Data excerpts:
_ _ _

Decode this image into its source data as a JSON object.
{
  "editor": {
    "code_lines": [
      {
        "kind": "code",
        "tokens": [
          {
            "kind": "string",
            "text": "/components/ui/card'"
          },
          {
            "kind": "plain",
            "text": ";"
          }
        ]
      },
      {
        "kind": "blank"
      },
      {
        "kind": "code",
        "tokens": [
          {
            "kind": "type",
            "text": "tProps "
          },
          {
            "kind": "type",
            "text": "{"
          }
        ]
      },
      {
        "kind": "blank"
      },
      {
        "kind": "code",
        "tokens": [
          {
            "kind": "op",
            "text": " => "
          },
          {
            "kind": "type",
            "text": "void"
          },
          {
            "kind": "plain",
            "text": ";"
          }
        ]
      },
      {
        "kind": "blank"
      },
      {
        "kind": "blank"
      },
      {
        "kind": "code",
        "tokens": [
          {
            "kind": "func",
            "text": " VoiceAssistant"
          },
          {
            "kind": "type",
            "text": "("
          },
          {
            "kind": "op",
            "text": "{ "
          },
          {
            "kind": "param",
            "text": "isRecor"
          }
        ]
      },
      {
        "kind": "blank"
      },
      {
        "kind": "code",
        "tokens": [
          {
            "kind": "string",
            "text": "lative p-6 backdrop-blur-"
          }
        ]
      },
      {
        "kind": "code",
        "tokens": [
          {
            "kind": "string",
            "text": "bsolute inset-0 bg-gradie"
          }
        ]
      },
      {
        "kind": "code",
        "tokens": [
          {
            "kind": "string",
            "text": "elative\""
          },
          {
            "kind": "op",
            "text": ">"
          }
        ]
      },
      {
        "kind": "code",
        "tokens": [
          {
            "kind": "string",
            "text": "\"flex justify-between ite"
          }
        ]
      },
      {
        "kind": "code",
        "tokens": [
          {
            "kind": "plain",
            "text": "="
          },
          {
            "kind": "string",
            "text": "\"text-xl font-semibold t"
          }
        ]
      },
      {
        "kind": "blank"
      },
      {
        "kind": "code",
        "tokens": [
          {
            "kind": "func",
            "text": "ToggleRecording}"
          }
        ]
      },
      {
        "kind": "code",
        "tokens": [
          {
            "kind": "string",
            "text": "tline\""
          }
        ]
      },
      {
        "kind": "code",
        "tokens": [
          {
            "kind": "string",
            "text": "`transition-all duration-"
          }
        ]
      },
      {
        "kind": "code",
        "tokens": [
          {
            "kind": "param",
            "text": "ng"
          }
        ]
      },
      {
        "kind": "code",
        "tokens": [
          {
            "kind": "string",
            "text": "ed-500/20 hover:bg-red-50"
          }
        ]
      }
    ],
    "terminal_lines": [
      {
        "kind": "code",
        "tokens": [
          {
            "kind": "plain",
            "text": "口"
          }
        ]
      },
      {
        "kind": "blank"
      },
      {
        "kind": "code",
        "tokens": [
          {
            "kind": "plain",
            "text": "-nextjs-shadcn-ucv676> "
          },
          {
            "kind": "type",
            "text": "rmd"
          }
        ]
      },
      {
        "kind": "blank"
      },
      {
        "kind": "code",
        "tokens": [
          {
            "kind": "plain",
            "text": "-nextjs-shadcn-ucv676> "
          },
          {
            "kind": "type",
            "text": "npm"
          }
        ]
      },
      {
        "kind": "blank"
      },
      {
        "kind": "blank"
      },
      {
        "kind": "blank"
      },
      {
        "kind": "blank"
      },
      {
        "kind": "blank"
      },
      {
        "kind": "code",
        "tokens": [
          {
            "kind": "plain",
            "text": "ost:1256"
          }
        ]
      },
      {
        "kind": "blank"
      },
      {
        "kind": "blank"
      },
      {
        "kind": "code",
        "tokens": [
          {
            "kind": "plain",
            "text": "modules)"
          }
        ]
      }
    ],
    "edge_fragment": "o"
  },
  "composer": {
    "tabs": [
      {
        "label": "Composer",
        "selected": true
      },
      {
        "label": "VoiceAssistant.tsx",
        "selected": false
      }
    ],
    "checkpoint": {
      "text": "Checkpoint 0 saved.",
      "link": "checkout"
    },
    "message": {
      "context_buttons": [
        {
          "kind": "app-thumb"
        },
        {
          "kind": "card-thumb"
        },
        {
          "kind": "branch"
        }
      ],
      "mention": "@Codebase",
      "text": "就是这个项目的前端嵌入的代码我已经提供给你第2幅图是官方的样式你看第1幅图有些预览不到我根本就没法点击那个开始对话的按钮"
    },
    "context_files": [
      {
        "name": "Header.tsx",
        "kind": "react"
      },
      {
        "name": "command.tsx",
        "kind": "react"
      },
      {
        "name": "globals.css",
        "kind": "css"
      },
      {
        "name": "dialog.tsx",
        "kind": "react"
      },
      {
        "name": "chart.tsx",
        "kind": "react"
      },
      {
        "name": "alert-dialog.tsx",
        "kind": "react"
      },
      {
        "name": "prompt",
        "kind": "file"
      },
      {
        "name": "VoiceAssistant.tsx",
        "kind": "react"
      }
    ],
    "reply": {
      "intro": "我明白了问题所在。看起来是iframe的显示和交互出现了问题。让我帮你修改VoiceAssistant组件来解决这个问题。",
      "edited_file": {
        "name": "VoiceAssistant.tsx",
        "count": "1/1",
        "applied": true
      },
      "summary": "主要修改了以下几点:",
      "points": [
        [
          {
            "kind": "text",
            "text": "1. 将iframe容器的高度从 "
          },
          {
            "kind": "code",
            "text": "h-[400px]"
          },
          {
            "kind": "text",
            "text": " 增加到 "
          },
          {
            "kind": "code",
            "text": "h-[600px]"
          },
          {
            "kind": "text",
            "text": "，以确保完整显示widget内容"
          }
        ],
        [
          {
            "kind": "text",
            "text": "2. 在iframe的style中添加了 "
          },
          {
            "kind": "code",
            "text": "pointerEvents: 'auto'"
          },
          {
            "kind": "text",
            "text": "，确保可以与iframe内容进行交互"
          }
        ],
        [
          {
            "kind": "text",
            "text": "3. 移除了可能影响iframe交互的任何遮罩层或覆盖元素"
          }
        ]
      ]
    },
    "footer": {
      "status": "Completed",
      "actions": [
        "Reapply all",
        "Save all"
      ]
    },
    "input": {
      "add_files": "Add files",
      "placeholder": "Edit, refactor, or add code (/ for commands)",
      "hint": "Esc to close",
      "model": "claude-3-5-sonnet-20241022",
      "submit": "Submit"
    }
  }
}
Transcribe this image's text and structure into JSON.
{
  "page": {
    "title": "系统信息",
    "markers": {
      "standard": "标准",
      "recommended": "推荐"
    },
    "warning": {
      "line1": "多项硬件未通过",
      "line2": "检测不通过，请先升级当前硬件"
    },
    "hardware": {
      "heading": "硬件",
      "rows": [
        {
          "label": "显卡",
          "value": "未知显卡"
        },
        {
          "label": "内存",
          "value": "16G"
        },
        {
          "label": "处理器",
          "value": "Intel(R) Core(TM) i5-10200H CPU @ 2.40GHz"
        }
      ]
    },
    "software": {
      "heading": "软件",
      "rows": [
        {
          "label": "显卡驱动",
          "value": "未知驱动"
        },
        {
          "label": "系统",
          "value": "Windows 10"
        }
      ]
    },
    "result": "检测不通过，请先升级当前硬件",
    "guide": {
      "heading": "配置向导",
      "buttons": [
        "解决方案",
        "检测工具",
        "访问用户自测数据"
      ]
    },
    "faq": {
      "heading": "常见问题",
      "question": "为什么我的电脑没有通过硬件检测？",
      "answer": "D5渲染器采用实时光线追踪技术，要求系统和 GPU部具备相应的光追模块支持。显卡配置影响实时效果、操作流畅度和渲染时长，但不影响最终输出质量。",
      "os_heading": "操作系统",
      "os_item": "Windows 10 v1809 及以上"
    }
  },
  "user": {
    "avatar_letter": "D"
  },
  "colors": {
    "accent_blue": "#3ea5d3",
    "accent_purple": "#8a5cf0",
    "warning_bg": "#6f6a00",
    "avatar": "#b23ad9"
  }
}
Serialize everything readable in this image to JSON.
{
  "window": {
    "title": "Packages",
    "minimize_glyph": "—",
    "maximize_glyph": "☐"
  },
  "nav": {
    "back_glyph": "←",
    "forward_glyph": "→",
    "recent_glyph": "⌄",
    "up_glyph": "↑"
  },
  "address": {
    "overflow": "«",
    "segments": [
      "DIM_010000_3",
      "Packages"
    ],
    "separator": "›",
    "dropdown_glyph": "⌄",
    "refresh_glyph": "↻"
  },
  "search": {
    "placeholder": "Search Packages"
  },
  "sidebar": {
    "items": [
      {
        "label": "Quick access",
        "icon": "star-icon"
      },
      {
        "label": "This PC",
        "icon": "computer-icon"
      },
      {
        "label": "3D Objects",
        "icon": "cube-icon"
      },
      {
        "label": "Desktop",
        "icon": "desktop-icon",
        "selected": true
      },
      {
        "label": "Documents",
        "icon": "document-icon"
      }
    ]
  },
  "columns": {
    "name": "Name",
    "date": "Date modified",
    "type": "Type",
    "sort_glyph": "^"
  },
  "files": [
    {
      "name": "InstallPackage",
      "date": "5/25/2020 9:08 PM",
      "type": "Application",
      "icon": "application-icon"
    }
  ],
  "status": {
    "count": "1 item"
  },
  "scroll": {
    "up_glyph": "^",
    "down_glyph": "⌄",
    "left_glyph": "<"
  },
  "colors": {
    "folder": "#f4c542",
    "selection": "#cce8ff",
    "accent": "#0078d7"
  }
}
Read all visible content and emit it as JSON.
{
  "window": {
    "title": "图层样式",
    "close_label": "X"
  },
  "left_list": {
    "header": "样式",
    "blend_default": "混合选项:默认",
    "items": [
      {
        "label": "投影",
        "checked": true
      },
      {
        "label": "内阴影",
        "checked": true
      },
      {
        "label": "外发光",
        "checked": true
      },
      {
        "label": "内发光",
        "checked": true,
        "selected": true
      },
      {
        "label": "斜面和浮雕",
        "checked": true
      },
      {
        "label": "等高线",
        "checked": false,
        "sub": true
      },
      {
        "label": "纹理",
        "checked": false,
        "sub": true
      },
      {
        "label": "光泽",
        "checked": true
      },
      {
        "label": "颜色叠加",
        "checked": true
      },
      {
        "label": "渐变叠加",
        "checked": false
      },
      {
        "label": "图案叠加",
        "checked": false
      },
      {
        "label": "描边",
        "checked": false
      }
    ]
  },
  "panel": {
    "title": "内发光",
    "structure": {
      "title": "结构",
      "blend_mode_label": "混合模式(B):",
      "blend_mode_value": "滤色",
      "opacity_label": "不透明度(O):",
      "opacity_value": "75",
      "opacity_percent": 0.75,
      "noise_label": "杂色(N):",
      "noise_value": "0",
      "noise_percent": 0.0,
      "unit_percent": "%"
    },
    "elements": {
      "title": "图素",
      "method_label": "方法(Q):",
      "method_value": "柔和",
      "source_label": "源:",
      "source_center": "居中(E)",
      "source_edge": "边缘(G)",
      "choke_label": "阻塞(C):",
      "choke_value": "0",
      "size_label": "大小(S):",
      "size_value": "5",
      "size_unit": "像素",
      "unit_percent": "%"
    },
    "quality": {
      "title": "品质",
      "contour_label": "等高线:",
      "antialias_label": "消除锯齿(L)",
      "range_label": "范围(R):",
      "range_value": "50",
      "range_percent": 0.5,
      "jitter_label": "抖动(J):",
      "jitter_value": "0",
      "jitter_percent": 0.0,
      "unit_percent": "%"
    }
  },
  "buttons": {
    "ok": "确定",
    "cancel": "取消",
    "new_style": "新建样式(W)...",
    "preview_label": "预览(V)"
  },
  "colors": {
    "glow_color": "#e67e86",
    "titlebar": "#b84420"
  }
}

_ _ _

Given request:
Find all the lines containing "检测不通过" in the material, then copy them.

Answer for this exercise:
      "line2": "检测不通过，请先升级当前硬件"
    "result": "检测不通过，请先升级当前硬件",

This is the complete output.